• Goal
Would you return the complete listing below word for word?

• Entries shown
◇ ◇ ◇
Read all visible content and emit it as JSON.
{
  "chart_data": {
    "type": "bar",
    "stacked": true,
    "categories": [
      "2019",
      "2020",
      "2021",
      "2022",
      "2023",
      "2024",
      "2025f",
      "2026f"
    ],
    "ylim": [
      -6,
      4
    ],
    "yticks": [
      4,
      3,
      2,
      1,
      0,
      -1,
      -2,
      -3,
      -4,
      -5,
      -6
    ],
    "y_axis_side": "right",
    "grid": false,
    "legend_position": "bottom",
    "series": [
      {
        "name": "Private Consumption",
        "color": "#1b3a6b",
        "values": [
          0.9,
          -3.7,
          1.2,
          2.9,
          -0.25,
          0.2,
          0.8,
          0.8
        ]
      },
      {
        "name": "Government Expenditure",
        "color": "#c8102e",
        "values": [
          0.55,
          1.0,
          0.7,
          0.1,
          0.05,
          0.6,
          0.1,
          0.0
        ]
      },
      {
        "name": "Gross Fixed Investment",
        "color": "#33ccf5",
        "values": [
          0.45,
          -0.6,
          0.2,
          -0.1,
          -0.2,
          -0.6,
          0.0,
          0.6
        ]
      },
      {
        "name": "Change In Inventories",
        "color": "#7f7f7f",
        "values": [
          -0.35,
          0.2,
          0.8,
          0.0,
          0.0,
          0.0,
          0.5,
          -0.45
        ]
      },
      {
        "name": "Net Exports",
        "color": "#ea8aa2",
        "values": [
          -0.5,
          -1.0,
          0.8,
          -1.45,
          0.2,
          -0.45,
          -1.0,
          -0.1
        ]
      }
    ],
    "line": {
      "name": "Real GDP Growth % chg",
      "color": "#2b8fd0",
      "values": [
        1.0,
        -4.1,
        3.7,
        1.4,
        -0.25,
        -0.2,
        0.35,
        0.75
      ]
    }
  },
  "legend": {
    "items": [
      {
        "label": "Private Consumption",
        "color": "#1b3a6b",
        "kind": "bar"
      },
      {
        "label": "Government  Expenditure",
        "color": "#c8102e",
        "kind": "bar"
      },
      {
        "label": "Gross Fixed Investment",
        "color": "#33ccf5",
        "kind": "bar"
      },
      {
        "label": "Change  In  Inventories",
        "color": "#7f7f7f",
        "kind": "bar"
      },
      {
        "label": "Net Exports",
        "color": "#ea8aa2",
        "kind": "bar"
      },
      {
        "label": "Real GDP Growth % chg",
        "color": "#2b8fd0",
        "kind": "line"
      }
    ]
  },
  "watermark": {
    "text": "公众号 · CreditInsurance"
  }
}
◇ ◇ ◇
• Result of this exercise
Read all visible content and emit it as JSON.
{
  "chart_data": {
    "type": "bar",
    "stacked": true,
    "categories": [
      "2019",
      "2020",
      "2021",
      "2022",
      "2023",
      "2024",
      "2025f",
      "2026f"
    ],
    "ylim": [
      -6,
      4
    ],
    "yticks": [
      4,
      3,
      2,
      1,
      0,
      -1,
      -2,
      -3,
      -4,
      -5,
      -6
    ],
    "y_axis_side": "right",
    "grid": false,
    "legend_position": "bottom",
    "series": [
      {
        "name": "Private Consumption",
        "color": "#1b3a6b",
        "values": [
          0.9,
          -3.7,
          1.2,
          2.9,
          -0.25,
          0.2,
          0.8,
          0.8
        ]
      },
      {
        "name": "Government Expenditure",
        "color": "#c8102e",
        "values": [
          0.55,
          1.0,
          0.7,
          0.1,
          0.05,
          0.6,
          0.1,
          0.0
        ]
      },
      {
        "name": "Gross Fixed Investment",
        "color": "#33ccf5",
        "values": [
          0.45,
          -0.6,
          0.2,
          -0.1,
          -0.2,
          -0.6,
          0.0,
          0.6
        ]
      },
      {
        "name": "Change In Inventories",
        "color": "#7f7f7f",
        "values": [
          -0.35,
          0.2,
          0.8,
          0.0,
          0.0,
          0.0,
          0.5,
          -0.45
        ]
      },
      {
        "name": "Net Exports",
        "color": "#ea8aa2",
        "values": [
          -0.5,
          -1.0,
          0.8,
          -1.45,
          0.2,
          -0.45,
          -1.0,
          -0.1
        ]
      }
    ],
    "line": {
      "name": "Real GDP Growth % chg",
      "color": "#2b8fd0",
      "values": [
        1.0,
        -4.1,
        3.7,
        1.4,
        -0.25,
        -0.2,
        0.35,
        0.75
      ]
    }
  },
  "legend": {
    "items": [
      {
        "label": "Private Consumption",
        "color": "#1b3a6b",
        "kind": "bar"
      },
      {
        "label": "Government  Expenditure",
        "color": "#c8102e",
        "kind": "bar"
      },
      {
        "label": "Gross Fixed Investment",
        "color": "#33ccf5",
        "kind": "bar"
      },
      {
        "label": "Change  In  Inventories",
        "color": "#7f7f7f",
        "kind": "bar"
      },
      {
        "label": "Net Exports",
        "color": "#ea8aa2",
        "kind": "bar"
      },
      {
        "label": "Real GDP Growth % chg",
        "color": "#2b8fd0",
        "kind": "line"
      }
    ]
  },
  "watermark": {
    "text": "公众号 · CreditInsurance"
  }
}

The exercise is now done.